▶ Written instruction
Reproduce the data below, changing every "tick-box" to "tick-marker" and leaving everything else untouched.

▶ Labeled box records

════════════════════

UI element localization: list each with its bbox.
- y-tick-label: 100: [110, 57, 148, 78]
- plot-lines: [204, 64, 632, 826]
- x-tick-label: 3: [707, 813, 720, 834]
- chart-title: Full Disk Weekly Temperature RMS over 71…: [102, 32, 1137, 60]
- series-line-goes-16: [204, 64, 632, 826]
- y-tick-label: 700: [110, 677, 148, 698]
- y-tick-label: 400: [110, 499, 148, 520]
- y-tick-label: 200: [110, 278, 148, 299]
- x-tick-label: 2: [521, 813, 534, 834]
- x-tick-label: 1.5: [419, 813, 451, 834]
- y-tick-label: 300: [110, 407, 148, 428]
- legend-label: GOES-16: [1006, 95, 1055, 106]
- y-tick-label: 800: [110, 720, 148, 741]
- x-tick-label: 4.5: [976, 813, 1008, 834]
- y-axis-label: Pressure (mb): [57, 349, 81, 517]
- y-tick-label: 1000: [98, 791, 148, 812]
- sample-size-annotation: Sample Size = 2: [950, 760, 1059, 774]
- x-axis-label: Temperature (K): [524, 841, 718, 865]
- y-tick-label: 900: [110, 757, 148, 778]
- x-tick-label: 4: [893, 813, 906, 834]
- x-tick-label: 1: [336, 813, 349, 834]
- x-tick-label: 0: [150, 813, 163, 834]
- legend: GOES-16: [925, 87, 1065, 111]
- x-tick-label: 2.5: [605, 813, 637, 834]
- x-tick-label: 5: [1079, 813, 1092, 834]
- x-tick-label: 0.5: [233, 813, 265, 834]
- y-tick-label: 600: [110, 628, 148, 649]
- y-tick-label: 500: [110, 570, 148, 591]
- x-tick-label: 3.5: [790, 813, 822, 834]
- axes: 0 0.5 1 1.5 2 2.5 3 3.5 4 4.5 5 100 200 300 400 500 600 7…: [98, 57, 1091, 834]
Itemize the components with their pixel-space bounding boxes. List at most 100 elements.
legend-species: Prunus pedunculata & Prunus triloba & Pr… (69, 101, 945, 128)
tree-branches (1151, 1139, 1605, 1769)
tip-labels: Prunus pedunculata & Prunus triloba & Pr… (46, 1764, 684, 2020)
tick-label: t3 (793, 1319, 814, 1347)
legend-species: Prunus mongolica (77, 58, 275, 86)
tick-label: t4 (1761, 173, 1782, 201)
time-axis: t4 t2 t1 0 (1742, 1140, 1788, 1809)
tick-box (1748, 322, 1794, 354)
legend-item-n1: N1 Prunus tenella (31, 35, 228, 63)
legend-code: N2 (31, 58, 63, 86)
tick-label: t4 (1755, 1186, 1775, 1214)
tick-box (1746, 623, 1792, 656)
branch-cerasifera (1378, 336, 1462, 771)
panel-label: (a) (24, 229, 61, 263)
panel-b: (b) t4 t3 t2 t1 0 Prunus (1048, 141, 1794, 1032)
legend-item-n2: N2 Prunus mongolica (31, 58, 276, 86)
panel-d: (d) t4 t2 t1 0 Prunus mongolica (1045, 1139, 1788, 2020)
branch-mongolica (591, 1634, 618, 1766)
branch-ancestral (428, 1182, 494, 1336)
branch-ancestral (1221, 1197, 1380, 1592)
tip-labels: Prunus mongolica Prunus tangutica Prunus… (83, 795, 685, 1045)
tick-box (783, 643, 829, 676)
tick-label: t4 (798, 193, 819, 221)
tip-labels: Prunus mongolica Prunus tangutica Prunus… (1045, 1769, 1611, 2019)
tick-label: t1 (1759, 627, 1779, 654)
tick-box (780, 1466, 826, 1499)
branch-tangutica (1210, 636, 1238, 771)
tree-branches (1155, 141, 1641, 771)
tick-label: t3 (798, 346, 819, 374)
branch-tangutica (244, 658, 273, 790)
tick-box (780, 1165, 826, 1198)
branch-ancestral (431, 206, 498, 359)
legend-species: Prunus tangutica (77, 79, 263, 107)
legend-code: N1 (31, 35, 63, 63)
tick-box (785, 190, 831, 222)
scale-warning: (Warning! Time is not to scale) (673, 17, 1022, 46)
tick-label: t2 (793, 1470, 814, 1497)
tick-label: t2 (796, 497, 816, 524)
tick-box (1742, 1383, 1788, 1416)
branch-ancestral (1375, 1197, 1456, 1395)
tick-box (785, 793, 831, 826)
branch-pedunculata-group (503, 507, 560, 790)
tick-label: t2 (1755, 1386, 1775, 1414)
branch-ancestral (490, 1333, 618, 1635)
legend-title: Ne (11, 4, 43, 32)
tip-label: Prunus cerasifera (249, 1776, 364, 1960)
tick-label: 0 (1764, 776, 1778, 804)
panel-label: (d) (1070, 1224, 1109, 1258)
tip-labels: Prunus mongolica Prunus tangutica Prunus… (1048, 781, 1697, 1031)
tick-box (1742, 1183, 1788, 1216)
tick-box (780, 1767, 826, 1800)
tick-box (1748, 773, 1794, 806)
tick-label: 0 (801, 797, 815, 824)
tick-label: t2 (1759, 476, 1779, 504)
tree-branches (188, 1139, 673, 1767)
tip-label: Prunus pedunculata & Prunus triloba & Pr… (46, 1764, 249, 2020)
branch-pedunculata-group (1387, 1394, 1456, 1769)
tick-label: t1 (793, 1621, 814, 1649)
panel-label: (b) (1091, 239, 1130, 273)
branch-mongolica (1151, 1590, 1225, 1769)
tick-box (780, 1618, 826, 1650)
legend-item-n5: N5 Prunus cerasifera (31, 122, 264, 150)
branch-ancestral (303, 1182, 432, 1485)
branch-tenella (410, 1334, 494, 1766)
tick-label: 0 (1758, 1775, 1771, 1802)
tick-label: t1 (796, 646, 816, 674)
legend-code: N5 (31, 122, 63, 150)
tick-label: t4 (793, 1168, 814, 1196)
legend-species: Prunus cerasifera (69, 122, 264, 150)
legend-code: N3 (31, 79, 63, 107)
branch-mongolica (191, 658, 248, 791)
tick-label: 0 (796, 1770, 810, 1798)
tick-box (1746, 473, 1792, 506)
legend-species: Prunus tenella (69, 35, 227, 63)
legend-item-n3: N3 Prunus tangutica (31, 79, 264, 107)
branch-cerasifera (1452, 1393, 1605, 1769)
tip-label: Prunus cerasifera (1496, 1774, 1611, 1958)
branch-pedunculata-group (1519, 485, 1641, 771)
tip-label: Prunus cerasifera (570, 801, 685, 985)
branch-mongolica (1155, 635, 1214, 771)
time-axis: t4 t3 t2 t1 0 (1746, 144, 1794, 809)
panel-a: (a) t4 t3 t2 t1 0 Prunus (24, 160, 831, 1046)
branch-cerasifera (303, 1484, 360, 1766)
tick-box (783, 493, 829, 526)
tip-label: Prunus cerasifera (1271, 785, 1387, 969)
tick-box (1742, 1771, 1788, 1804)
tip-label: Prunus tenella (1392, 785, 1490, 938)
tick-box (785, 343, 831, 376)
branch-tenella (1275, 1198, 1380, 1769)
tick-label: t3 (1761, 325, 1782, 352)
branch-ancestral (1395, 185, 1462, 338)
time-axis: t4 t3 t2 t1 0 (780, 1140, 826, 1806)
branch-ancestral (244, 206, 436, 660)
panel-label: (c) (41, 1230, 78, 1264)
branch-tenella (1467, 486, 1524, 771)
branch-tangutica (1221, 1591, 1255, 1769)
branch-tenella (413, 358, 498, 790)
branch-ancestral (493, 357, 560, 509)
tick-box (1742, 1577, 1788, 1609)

════════════════════

▶ Complete response
UI element localization: list each with its bbox.
- y-tick-label: 100: [110, 57, 148, 78]
- plot-lines: [204, 64, 632, 826]
- x-tick-label: 3: [707, 813, 720, 834]
- chart-title: Full Disk Weekly Temperature RMS over 71…: [102, 32, 1137, 60]
- series-line-goes-16: [204, 64, 632, 826]
- y-tick-label: 700: [110, 677, 148, 698]
- y-tick-label: 400: [110, 499, 148, 520]
- y-tick-label: 200: [110, 278, 148, 299]
- x-tick-label: 2: [521, 813, 534, 834]
- x-tick-label: 1.5: [419, 813, 451, 834]
- y-tick-label: 300: [110, 407, 148, 428]
- legend-label: GOES-16: [1006, 95, 1055, 106]
- y-tick-label: 800: [110, 720, 148, 741]
- x-tick-label: 4.5: [976, 813, 1008, 834]
- y-axis-label: Pressure (mb): [57, 349, 81, 517]
- y-tick-label: 1000: [98, 791, 148, 812]
- sample-size-annotation: Sample Size = 2: [950, 760, 1059, 774]
- x-axis-label: Temperature (K): [524, 841, 718, 865]
- y-tick-label: 900: [110, 757, 148, 778]
- x-tick-label: 4: [893, 813, 906, 834]
- x-tick-label: 1: [336, 813, 349, 834]
- x-tick-label: 0: [150, 813, 163, 834]
- legend: GOES-16: [925, 87, 1065, 111]
- x-tick-label: 2.5: [605, 813, 637, 834]
- x-tick-label: 5: [1079, 813, 1092, 834]
- x-tick-label: 0.5: [233, 813, 265, 834]
- y-tick-label: 600: [110, 628, 148, 649]
- y-tick-label: 500: [110, 570, 148, 591]
- x-tick-label: 3.5: [790, 813, 822, 834]
- axes: 0 0.5 1 1.5 2 2.5 3 3.5 4 4.5 5 100 200 300 400 500 600 7…: [98, 57, 1091, 834]
Itemize the components with their pixel-space bounding boxes. List at most 100 elements.
legend-species: Prunus pedunculata & Prunus triloba & Pr… (69, 101, 945, 128)
tree-branches (1151, 1139, 1605, 1769)
tip-labels: Prunus pedunculata & Prunus triloba & Pr… (46, 1764, 684, 2020)
tick-label: t3 (793, 1319, 814, 1347)
legend-species: Prunus mongolica (77, 58, 275, 86)
tick-label: t4 (1761, 173, 1782, 201)
time-axis: t4 t2 t1 0 (1742, 1140, 1788, 1809)
tick-marker (1748, 322, 1794, 354)
legend-item-n1: N1 Prunus tenella (31, 35, 228, 63)
legend-code: N2 (31, 58, 63, 86)
tick-label: t4 (1755, 1186, 1775, 1214)
tick-marker (1746, 623, 1792, 656)
branch-cerasifera (1378, 336, 1462, 771)
panel-label: (a) (24, 229, 61, 263)
panel-b: (b) t4 t3 t2 t1 0 Prunus (1048, 141, 1794, 1032)
legend-item-n2: N2 Prunus mongolica (31, 58, 276, 86)
panel-d: (d) t4 t2 t1 0 Prunus mongolica (1045, 1139, 1788, 2020)
branch-mongolica (591, 1634, 618, 1766)
branch-ancestral (428, 1182, 494, 1336)
branch-ancestral (1221, 1197, 1380, 1592)
tip-labels: Prunus mongolica Prunus tangutica Prunus… (83, 795, 685, 1045)
tick-marker (783, 643, 829, 676)
tick-label: t4 (798, 193, 819, 221)
tip-labels: Prunus mongolica Prunus tangutica Prunus… (1045, 1769, 1611, 2019)
tick-label: t1 (1759, 627, 1779, 654)
tick-marker (780, 1466, 826, 1499)
branch-tangutica (1210, 636, 1238, 771)
tree-branches (1155, 141, 1641, 771)
tick-label: t3 (798, 346, 819, 374)
branch-tangutica (244, 658, 273, 790)
tick-marker (780, 1165, 826, 1198)
branch-ancestral (431, 206, 498, 359)
legend-species: Prunus tangutica (77, 79, 263, 107)
legend-code: N1 (31, 35, 63, 63)
tick-marker (785, 190, 831, 222)
scale-warning: (Warning! Time is not to scale) (673, 17, 1022, 46)
tick-label: t2 (793, 1470, 814, 1497)
tick-label: t2 (796, 497, 816, 524)
tick-marker (1742, 1383, 1788, 1416)
branch-ancestral (1375, 1197, 1456, 1395)
tick-marker (785, 793, 831, 826)
branch-pedunculata-group (503, 507, 560, 790)
tick-label: t2 (1755, 1386, 1775, 1414)
branch-ancestral (490, 1333, 618, 1635)
legend-title: Ne (11, 4, 43, 32)
tip-label: Prunus cerasifera (249, 1776, 364, 1960)
tick-label: 0 (1764, 776, 1778, 804)
panel-label: (d) (1070, 1224, 1109, 1258)
tip-labels: Prunus mongolica Prunus tangutica Prunus… (1048, 781, 1697, 1031)
tick-marker (1742, 1183, 1788, 1216)
tick-marker (780, 1767, 826, 1800)
tick-marker (1748, 773, 1794, 806)
tick-label: 0 (801, 797, 815, 824)
tick-label: t2 (1759, 476, 1779, 504)
tree-branches (188, 1139, 673, 1767)
tip-label: Prunus pedunculata & Prunus triloba & Pr… (46, 1764, 249, 2020)
branch-pedunculata-group (1387, 1394, 1456, 1769)
tick-label: t1 (793, 1621, 814, 1649)
panel-label: (b) (1091, 239, 1130, 273)
branch-mongolica (1151, 1590, 1225, 1769)
tick-marker (780, 1618, 826, 1650)
legend-item-n5: N5 Prunus cerasifera (31, 122, 264, 150)
branch-ancestral (303, 1182, 432, 1485)
branch-tenella (410, 1334, 494, 1766)
tick-label: 0 (1758, 1775, 1771, 1802)
tick-label: t1 (796, 646, 816, 674)
legend-code: N5 (31, 122, 63, 150)
tick-label: t4 (793, 1168, 814, 1196)
legend-species: Prunus cerasifera (69, 122, 264, 150)
legend-code: N3 (31, 79, 63, 107)
branch-mongolica (191, 658, 248, 791)
tick-label: 0 (796, 1770, 810, 1798)
tick-marker (1746, 473, 1792, 506)
legend-species: Prunus tenella (69, 35, 227, 63)
legend-item-n3: N3 Prunus tangutica (31, 79, 264, 107)
branch-cerasifera (1452, 1393, 1605, 1769)
tip-label: Prunus cerasifera (1496, 1774, 1611, 1958)
branch-pedunculata-group (1519, 485, 1641, 771)
tip-label: Prunus cerasifera (570, 801, 685, 985)
branch-mongolica (1155, 635, 1214, 771)
time-axis: t4 t3 t2 t1 0 (1746, 144, 1794, 809)
panel-a: (a) t4 t3 t2 t1 0 Prunus (24, 160, 831, 1046)
branch-cerasifera (303, 1484, 360, 1766)
tick-marker (783, 493, 829, 526)
tip-label: Prunus cerasifera (1271, 785, 1387, 969)
tick-marker (1742, 1771, 1788, 1804)
tip-label: Prunus tenella (1392, 785, 1490, 938)
tick-marker (785, 343, 831, 376)
branch-tenella (1275, 1198, 1380, 1769)
tick-label: t3 (1761, 325, 1782, 352)
branch-ancestral (1395, 185, 1462, 338)
time-axis: t4 t3 t2 t1 0 (780, 1140, 826, 1806)
branch-ancestral (244, 206, 436, 660)
panel-label: (c) (41, 1230, 78, 1264)
branch-tenella (1467, 486, 1524, 771)
branch-tangutica (1221, 1591, 1255, 1769)
branch-tenella (413, 358, 498, 790)
branch-ancestral (493, 357, 560, 509)
tick-marker (1742, 1577, 1788, 1609)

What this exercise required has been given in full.